---------- Record extracts

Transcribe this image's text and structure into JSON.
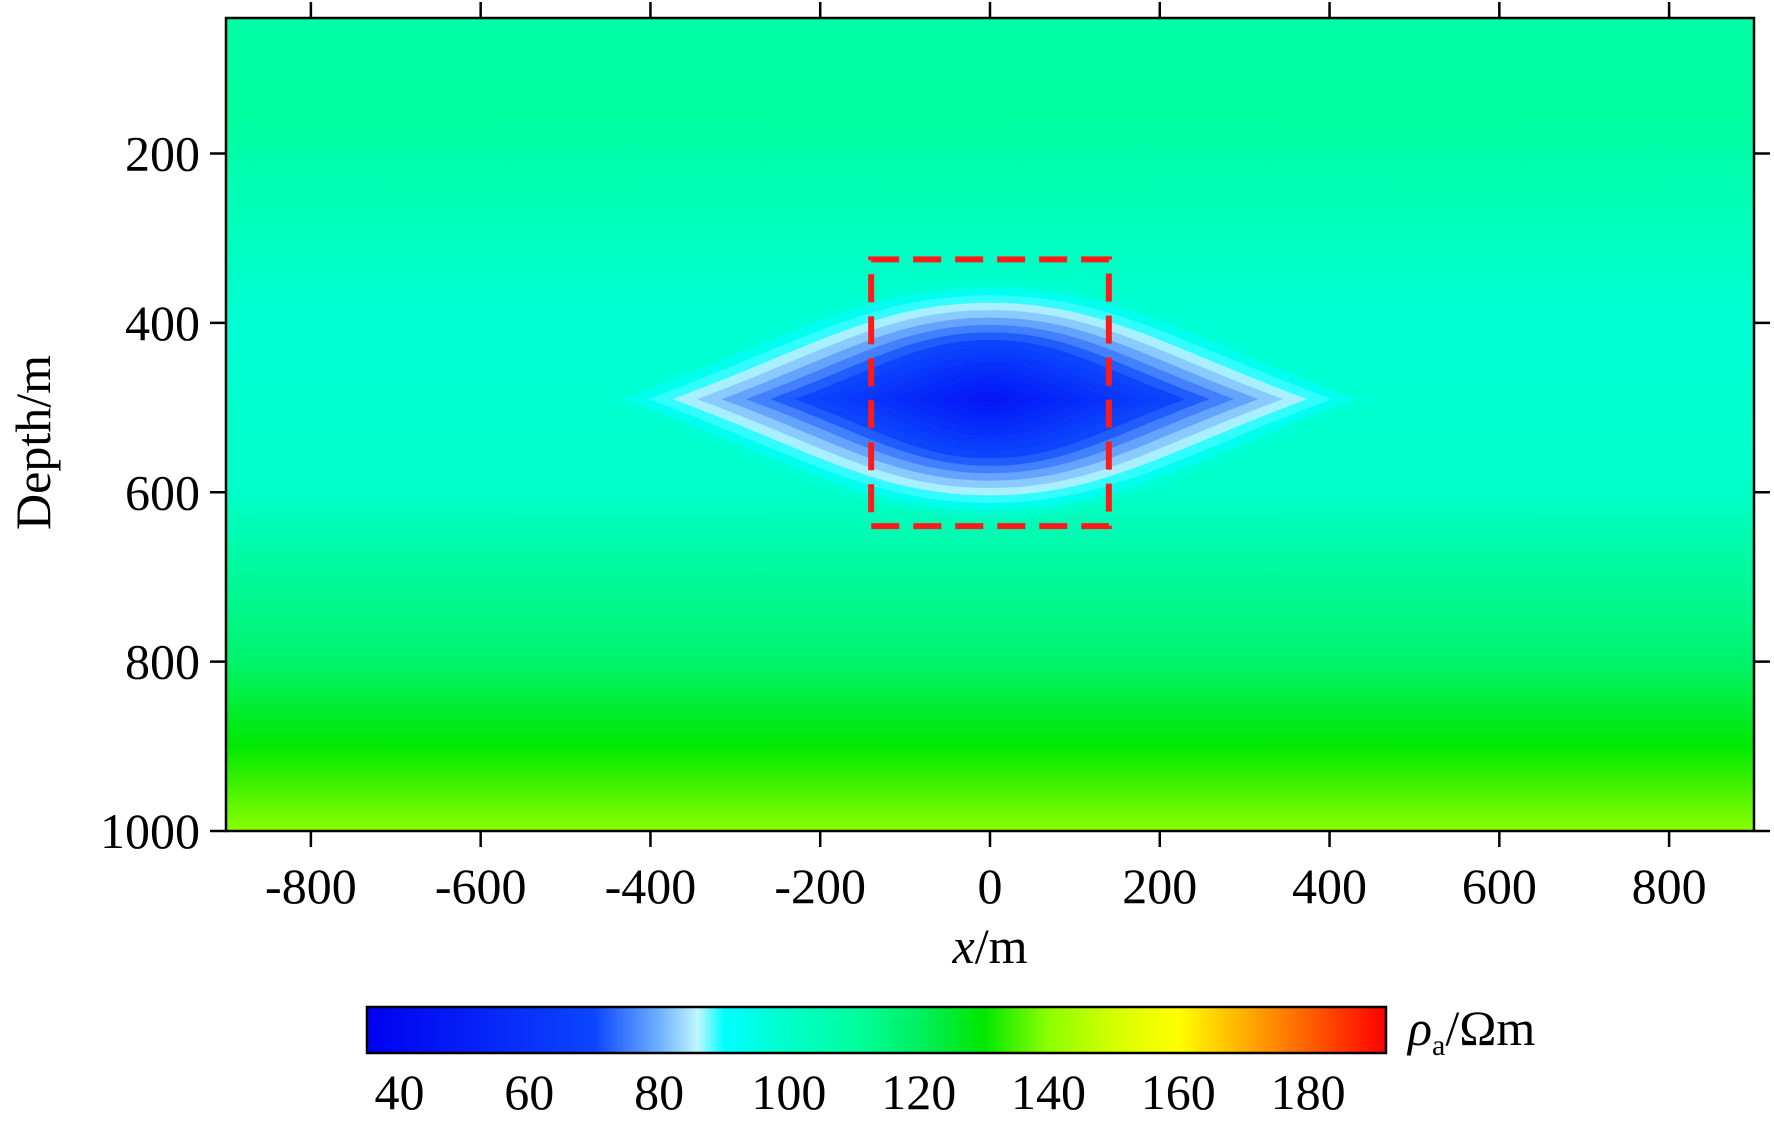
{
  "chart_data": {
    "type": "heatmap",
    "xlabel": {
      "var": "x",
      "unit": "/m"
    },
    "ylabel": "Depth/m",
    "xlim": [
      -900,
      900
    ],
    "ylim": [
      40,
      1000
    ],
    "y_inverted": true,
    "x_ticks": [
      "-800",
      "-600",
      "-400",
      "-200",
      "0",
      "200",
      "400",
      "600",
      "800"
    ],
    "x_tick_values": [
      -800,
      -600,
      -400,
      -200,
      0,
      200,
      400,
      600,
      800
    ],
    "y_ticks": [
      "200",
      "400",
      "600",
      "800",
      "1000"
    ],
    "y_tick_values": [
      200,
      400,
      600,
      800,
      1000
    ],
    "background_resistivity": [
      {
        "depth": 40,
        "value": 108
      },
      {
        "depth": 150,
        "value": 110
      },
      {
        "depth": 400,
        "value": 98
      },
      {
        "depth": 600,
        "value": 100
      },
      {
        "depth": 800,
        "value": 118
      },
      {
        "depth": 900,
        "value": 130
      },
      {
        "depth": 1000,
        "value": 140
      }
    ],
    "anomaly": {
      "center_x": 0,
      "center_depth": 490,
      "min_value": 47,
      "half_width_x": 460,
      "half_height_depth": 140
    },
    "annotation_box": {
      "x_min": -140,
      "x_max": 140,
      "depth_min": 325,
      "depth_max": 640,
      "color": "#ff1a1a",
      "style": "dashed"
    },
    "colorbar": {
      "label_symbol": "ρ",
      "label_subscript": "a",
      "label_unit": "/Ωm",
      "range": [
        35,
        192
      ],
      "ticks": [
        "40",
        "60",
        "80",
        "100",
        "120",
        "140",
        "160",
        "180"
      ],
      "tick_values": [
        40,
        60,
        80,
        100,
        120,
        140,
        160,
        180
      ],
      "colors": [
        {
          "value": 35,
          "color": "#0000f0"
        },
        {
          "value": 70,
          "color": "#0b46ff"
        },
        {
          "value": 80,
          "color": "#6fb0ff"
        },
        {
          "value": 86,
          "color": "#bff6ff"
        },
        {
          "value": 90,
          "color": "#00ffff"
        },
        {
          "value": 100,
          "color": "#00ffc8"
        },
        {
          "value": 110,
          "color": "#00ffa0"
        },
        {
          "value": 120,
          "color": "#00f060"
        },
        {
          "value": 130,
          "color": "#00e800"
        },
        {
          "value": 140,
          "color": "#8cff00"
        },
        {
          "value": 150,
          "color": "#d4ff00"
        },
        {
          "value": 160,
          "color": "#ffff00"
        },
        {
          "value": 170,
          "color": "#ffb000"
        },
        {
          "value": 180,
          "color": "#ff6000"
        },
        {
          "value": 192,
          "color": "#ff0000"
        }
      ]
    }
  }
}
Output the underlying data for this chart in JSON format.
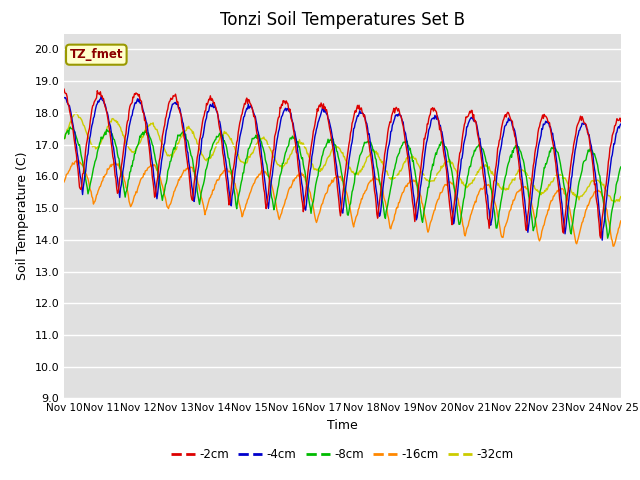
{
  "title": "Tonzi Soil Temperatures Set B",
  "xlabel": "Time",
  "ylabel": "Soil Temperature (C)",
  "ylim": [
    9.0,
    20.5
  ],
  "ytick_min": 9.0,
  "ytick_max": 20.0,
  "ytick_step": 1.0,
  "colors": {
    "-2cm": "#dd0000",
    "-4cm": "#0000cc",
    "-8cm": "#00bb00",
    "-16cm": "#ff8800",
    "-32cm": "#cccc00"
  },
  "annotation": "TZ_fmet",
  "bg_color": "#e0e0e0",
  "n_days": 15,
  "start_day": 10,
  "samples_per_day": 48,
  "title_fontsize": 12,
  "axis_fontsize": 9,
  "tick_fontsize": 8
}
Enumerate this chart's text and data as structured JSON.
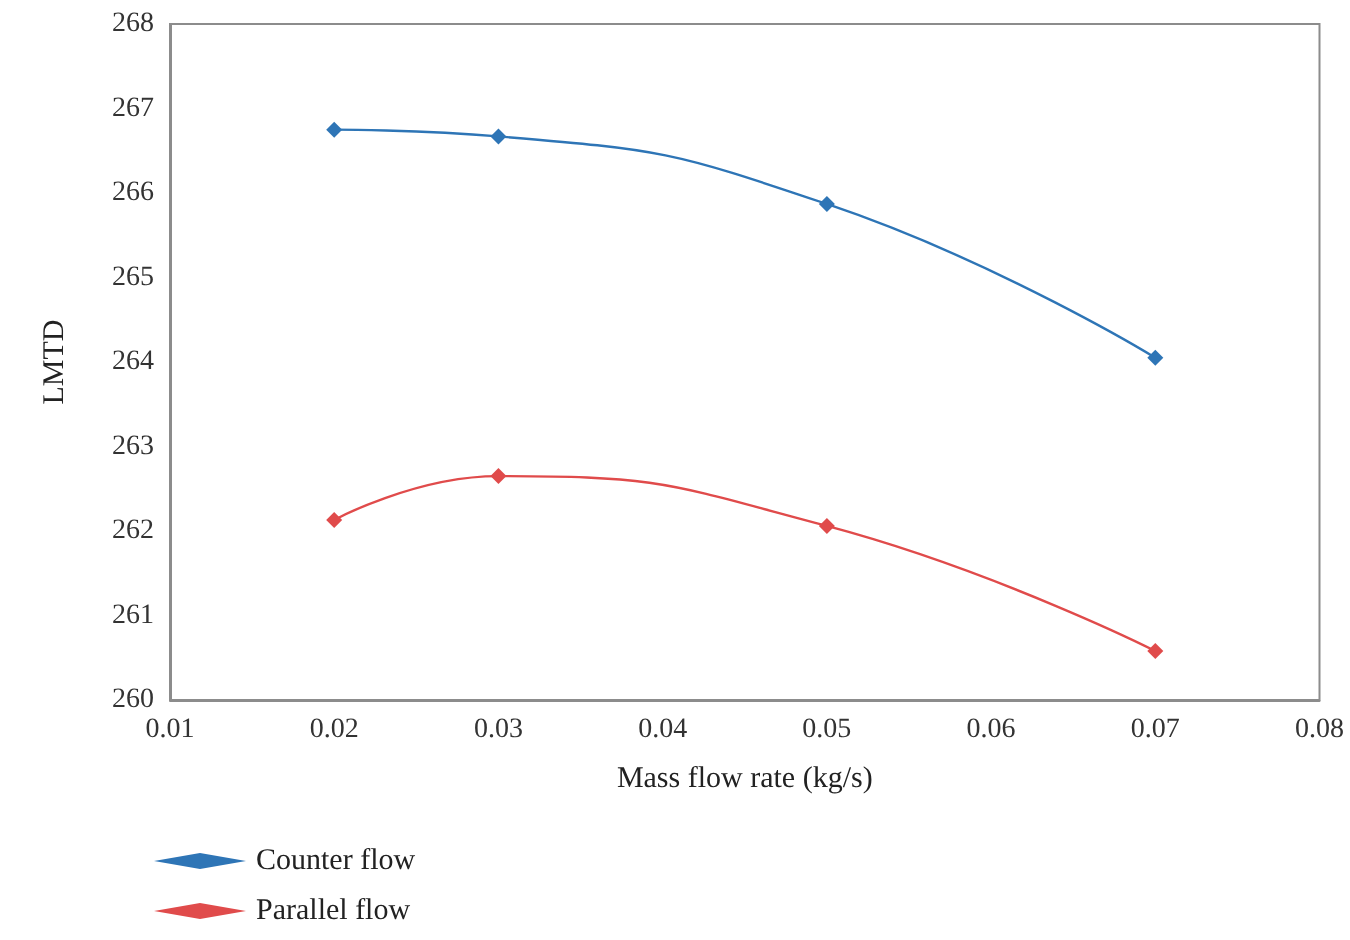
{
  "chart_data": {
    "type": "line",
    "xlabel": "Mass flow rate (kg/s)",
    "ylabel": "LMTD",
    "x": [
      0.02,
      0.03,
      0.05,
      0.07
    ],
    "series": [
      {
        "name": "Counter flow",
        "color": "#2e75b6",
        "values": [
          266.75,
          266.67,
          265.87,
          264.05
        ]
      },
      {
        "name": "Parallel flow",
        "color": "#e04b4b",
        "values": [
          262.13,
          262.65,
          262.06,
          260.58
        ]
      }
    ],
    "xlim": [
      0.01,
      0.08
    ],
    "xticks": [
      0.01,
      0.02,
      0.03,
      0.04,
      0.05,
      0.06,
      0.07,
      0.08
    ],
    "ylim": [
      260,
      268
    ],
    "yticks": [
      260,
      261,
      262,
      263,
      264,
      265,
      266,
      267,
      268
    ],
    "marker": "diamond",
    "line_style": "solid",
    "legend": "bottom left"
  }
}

--------------------

> _Task objective_
Exclude the pictures and repeat every other part of the records word for word.

> _The result_
Transcribe this image's text and structure into JSON.
{
  "chart_data": {
    "type": "heatmap",
    "xlabel": {
      "var": "x",
      "unit": "/m"
    },
    "ylabel": "Depth/m",
    "xlim": [
      -900,
      900
    ],
    "ylim": [
      40,
      1000
    ],
    "y_inverted": true,
    "x_ticks": [
      "-800",
      "-600",
      "-400",
      "-200",
      "0",
      "200",
      "400",
      "600",
      "800"
    ],
    "x_tick_values": [
      -800,
      -600,
      -400,
      -200,
      0,
      200,
      400,
      600,
      800
    ],
    "y_ticks": [
      "200",
      "400",
      "600",
      "800",
      "1000"
    ],
    "y_tick_values": [
      200,
      400,
      600,
      800,
      1000
    ],
    "background_resistivity": [
      {
        "depth": 40,
        "value": 108
      },
      {
        "depth": 150,
        "value": 110
      },
      {
        "depth": 400,
        "value": 98
      },
      {
        "depth": 600,
        "value": 100
      },
      {
        "depth": 800,
        "value": 118
      },
      {
        "depth": 900,
        "value": 130
      },
      {
        "depth": 1000,
        "value": 140
      }
    ],
    "anomaly": {
      "center_x": 0,
      "center_depth": 490,
      "min_value": 47,
      "half_width_x": 460,
      "half_height_depth": 140
    },
    "annotation_box": {
      "x_min": -140,
      "x_max": 140,
      "depth_min": 325,
      "depth_max": 640,
      "color": "#ff1a1a",
      "style": "dashed"
    },
    "colorbar": {
      "label_symbol": "ρ",
      "label_subscript": "a",
      "label_unit": "/Ωm",
      "range": [
        35,
        192
      ],
      "ticks": [
        "40",
        "60",
        "80",
        "100",
        "120",
        "140",
        "160",
        "180"
      ],
      "tick_values": [
        40,
        60,
        80,
        100,
        120,
        140,
        160,
        180
      ],
      "colors": [
        {
          "value": 35,
          "color": "#0000f0"
        },
        {
          "value": 70,
          "color": "#0b46ff"
        },
        {
          "value": 80,
          "color": "#6fb0ff"
        },
        {
          "value": 86,
          "color": "#bff6ff"
        },
        {
          "value": 90,
          "color": "#00ffff"
        },
        {
          "value": 100,
          "color": "#00ffc8"
        },
        {
          "value": 110,
          "color": "#00ffa0"
        },
        {
          "value": 120,
          "color": "#00f060"
        },
        {
          "value": 130,
          "color": "#00e800"
        },
        {
          "value": 140,
          "color": "#8cff00"
        },
        {
          "value": 150,
          "color": "#d4ff00"
        },
        {
          "value": 160,
          "color": "#ffff00"
        },
        {
          "value": 170,
          "color": "#ffb000"
        },
        {
          "value": 180,
          "color": "#ff6000"
        },
        {
          "value": 192,
          "color": "#ff0000"
        }
      ]
    }
  }
}
Output the underlying data for this chart in JSON format.
{
  "title": "Tonzi Soil Temperatures Set B",
  "xlabel": "Time",
  "ylabel": "Soil Temperature (C)",
  "ylim": [
    9.0,
    20.5
  ],
  "ytick_min": 9.0,
  "ytick_max": 20.0,
  "ytick_step": 1.0,
  "colors": {
    "-2cm": "#dd0000",
    "-4cm": "#0000cc",
    "-8cm": "#00bb00",
    "-16cm": "#ff8800",
    "-32cm": "#cccc00"
  },
  "annotation": "TZ_fmet",
  "bg_color": "#e0e0e0",
  "n_days": 15,
  "start_day": 10,
  "samples_per_day": 48,
  "title_fontsize": 12,
  "axis_fontsize": 9,
  "tick_fontsize": 8
}
Enumerate this chart's text and data as structured JSON.
{
  "chart_data": {
    "type": "line",
    "xlabel": "Mass flow rate (kg/s)",
    "ylabel": "LMTD",
    "x": [
      0.02,
      0.03,
      0.05,
      0.07
    ],
    "series": [
      {
        "name": "Counter flow",
        "color": "#2e75b6",
        "values": [
          266.75,
          266.67,
          265.87,
          264.05
        ]
      },
      {
        "name": "Parallel flow",
        "color": "#e04b4b",
        "values": [
          262.13,
          262.65,
          262.06,
          260.58
        ]
      }
    ],
    "xlim": [
      0.01,
      0.08
    ],
    "xticks": [
      0.01,
      0.02,
      0.03,
      0.04,
      0.05,
      0.06,
      0.07,
      0.08
    ],
    "ylim": [
      260,
      268
    ],
    "yticks": [
      260,
      261,
      262,
      263,
      264,
      265,
      266,
      267,
      268
    ],
    "marker": "diamond",
    "line_style": "solid",
    "legend": "bottom left"
  }
}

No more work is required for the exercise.